** start of Provided records **
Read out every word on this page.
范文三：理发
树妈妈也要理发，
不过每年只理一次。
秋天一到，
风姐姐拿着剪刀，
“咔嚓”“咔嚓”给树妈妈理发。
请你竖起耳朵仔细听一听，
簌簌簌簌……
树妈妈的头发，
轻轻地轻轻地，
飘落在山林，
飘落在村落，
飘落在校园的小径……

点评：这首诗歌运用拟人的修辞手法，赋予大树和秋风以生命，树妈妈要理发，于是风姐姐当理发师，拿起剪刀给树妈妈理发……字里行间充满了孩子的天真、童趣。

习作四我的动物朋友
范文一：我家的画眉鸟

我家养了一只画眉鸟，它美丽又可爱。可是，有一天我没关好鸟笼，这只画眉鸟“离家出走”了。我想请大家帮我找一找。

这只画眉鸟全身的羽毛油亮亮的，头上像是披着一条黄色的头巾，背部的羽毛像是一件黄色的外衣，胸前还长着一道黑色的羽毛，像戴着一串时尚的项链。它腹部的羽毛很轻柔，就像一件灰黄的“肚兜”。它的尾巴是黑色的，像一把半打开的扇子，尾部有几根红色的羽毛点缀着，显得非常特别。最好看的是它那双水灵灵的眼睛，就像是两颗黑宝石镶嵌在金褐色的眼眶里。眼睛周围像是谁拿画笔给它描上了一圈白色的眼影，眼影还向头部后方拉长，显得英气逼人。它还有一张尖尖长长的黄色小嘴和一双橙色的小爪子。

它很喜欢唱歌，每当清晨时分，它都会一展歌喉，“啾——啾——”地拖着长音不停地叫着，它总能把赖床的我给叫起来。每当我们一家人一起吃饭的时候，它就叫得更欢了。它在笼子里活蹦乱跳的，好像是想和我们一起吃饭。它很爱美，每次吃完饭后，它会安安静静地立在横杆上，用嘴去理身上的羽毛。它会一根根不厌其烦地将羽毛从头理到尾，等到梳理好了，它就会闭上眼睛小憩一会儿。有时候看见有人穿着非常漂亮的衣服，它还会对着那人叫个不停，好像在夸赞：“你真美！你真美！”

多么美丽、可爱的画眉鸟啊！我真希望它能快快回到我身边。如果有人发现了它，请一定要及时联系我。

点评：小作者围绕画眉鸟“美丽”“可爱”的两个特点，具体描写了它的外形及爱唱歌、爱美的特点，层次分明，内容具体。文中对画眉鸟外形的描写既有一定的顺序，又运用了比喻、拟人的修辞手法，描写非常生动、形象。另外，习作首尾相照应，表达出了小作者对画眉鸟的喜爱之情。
** end of Provided records **
**Set exercise**
Transcribe each record exactly. Leave nothing out.

**Task solution**
Read out every word on this page.
范文三：理发
树妈妈也要理发，
不过每年只理一次。
秋天一到，
风姐姐拿着剪刀，
“咔嚓”“咔嚓”给树妈妈理发。
请你竖起耳朵仔细听一听，
簌簌簌簌……
树妈妈的头发，
轻轻地轻轻地，
飘落在山林，
飘落在村落，
飘落在校园的小径……

点评：这首诗歌运用拟人的修辞手法，赋予大树和秋风以生命，树妈妈要理发，于是风姐姐当理发师，拿起剪刀给树妈妈理发……字里行间充满了孩子的天真、童趣。

习作四我的动物朋友
范文一：我家的画眉鸟

我家养了一只画眉鸟，它美丽又可爱。可是，有一天我没关好鸟笼，这只画眉鸟“离家出走”了。我想请大家帮我找一找。

这只画眉鸟全身的羽毛油亮亮的，头上像是披着一条黄色的头巾，背部的羽毛像是一件黄色的外衣，胸前还长着一道黑色的羽毛，像戴着一串时尚的项链。它腹部的羽毛很轻柔，就像一件灰黄的“肚兜”。它的尾巴是黑色的，像一把半打开的扇子，尾部有几根红色的羽毛点缀着，显得非常特别。最好看的是它那双水灵灵的眼睛，就像是两颗黑宝石镶嵌在金褐色的眼眶里。眼睛周围像是谁拿画笔给它描上了一圈白色的眼影，眼影还向头部后方拉长，显得英气逼人。它还有一张尖尖长长的黄色小嘴和一双橙色的小爪子。

它很喜欢唱歌，每当清晨时分，它都会一展歌喉，“啾——啾——”地拖着长音不停地叫着，它总能把赖床的我给叫起来。每当我们一家人一起吃饭的时候，它就叫得更欢了。它在笼子里活蹦乱跳的，好像是想和我们一起吃饭。它很爱美，每次吃完饭后，它会安安静静地立在横杆上，用嘴去理身上的羽毛。它会一根根不厌其烦地将羽毛从头理到尾，等到梳理好了，它就会闭上眼睛小憩一会儿。有时候看见有人穿着非常漂亮的衣服，它还会对着那人叫个不停，好像在夸赞：“你真美！你真美！”

多么美丽、可爱的画眉鸟啊！我真希望它能快快回到我身边。如果有人发现了它，请一定要及时联系我。

点评：小作者围绕画眉鸟“美丽”“可爱”的两个特点，具体描写了它的外形及爱唱歌、爱美的特点，层次分明，内容具体。文中对画眉鸟外形的描写既有一定的顺序，又运用了比喻、拟人的修辞手法，描写非常生动、形象。另外，习作首尾相照应，表达出了小作者对画眉鸟的喜爱之情。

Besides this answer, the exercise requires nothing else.